Each line that holds the word "from" counts once; report the total and nothing else.
[Start of RECORDS SUPPLIED]
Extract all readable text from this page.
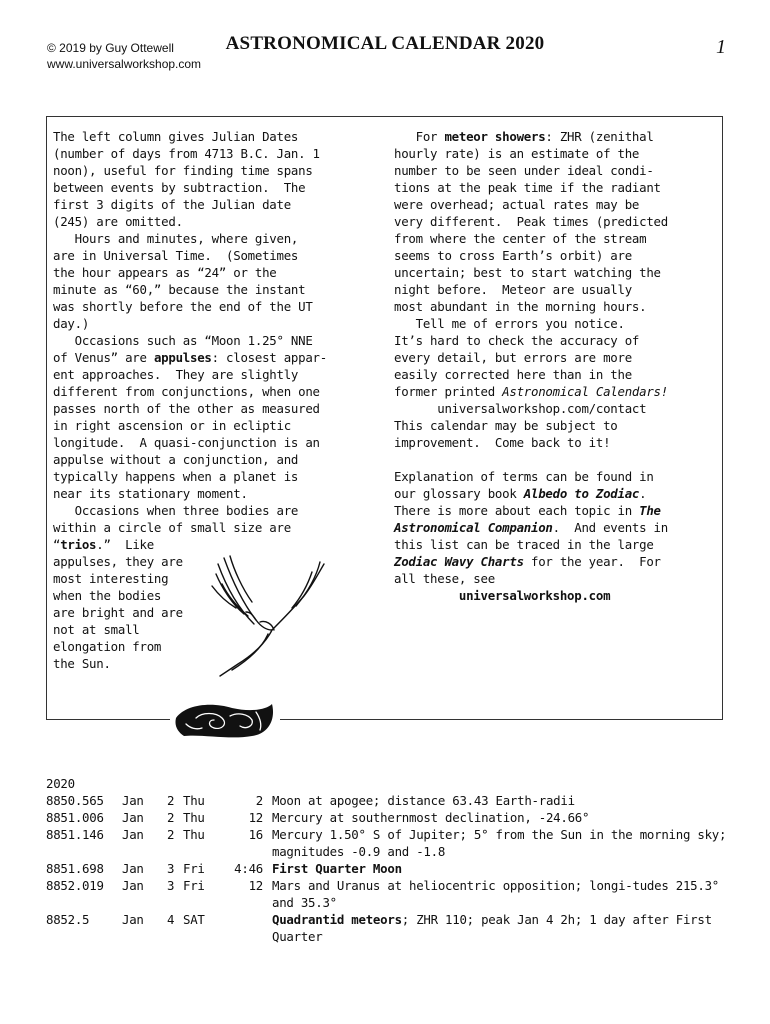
© 2019 by Guy Ottewell
www.universalworkshop.com
ASTRONOMICAL CALENDAR 2020	1
The left column gives Julian Dates
(number of days from 4713 B.C. Jan. 1
noon), useful for finding time spans
between events by subtraction.  The
first 3 digits of the Julian date
(245) are omitted.
Hours and minutes, where given,
are in Universal Time.  (Sometimes
the hour appears as “24” or the
minute as “60,” because the instant
was shortly before the end of the UT
day.)
Occasions such as “Moon 1.25° NNE
of Venus” are appulses: closest appar-
ent approaches.  They are slightly
different from conjunctions, when one
passes north of the other as measured
in right ascension or in ecliptic
longitude.  A quasi-conjunction is an
appulse without a conjunction, and
typically happens when a planet is
near its stationary moment.
Occasions when three bodies are
within a circle of small size are
“trios.”  Like
appulses, they are
most interesting
when the bodies
are bright and are
not at small
elongation from
the Sun.
For meteor showers: ZHR (zenithal
hourly rate) is an estimate of the
number to be seen under ideal condi-
tions at the peak time if the radiant
were overhead; actual rates may be
very different.  Peak times (predicted
from where the center of the stream
seems to cross Earth’s orbit) are
uncertain; best to start watching the
night before.  Meteor are usually
most abundant in the morning hours.
Tell me of errors you notice.
It’s hard to check the accuracy of
every detail, but errors are more
easily corrected here than in the
former printed Astronomical Calendars!
universalworkshop.com/contact
This calendar may be subject to
improvement.  Come back to it!

Explanation of terms can be found in
our glossary book Albedo to Zodiac.
There is more about each topic in The
Astronomical Companion.  And events in
this list can be traced in the large
Zodiac Wavy Charts for the year.  For
all these, see
universalworkshop.com
2020
8850.565 Jan 2 Thu	2 Moon at apogee; distance 63.43 Earth-radii
8851.006 Jan 2 Thu	12 Mercury at southernmost declination, -24.66°
8851.146 Jan 2 Thu	16 Mercury 1.50° S of Jupiter; 5° from the Sun in the morning sky; magnitudes -0.9 and -1.8
8851.698 Jan 3 Fri	4:46 First Quarter Moon
8852.019 Jan 3 Fri	12 Mars and Uranus at heliocentric opposition; longi-tudes 215.3° and 35.3°
8852.5	Jan 4 SAT	Quadrantid meteors; ZHR 110; peak Jan 4 2h; 1 day after First Quarter
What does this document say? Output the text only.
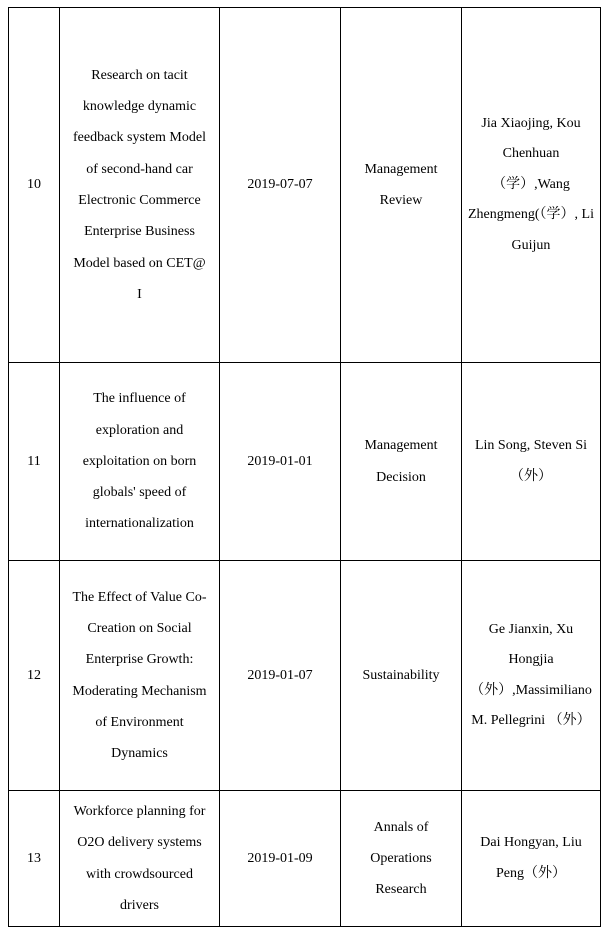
10	Research on tacit knowledge dynamic feedback system Model of second-hand car Electronic Commerce Enterprise Business Model based on CET@ I	2019-07-07	Management Review	Jia Xiaojing, Kou Chenhuan （学）,Wang Zhengmeng(（学）, Li Guijun
11	The influence of exploration and exploitation on born globals' speed of internationalization	2019-01-01	Management Decision	Lin Song, Steven Si（外）
12	The Effect of Value Co-Creation on Social Enterprise Growth: Moderating Mechanism of Environment Dynamics	2019-01-07	Sustainability	Ge Jianxin, Xu Hongjia （外）,Massimiliano M. Pellegrini （外）
13	Workforce planning for O2O delivery systems with crowdsourced drivers	2019-01-09	Annals of Operations Research	Dai Hongyan, Liu Peng（外）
[End of RECORDS SUPPLIED]
_OUTPUT BELOW_.
6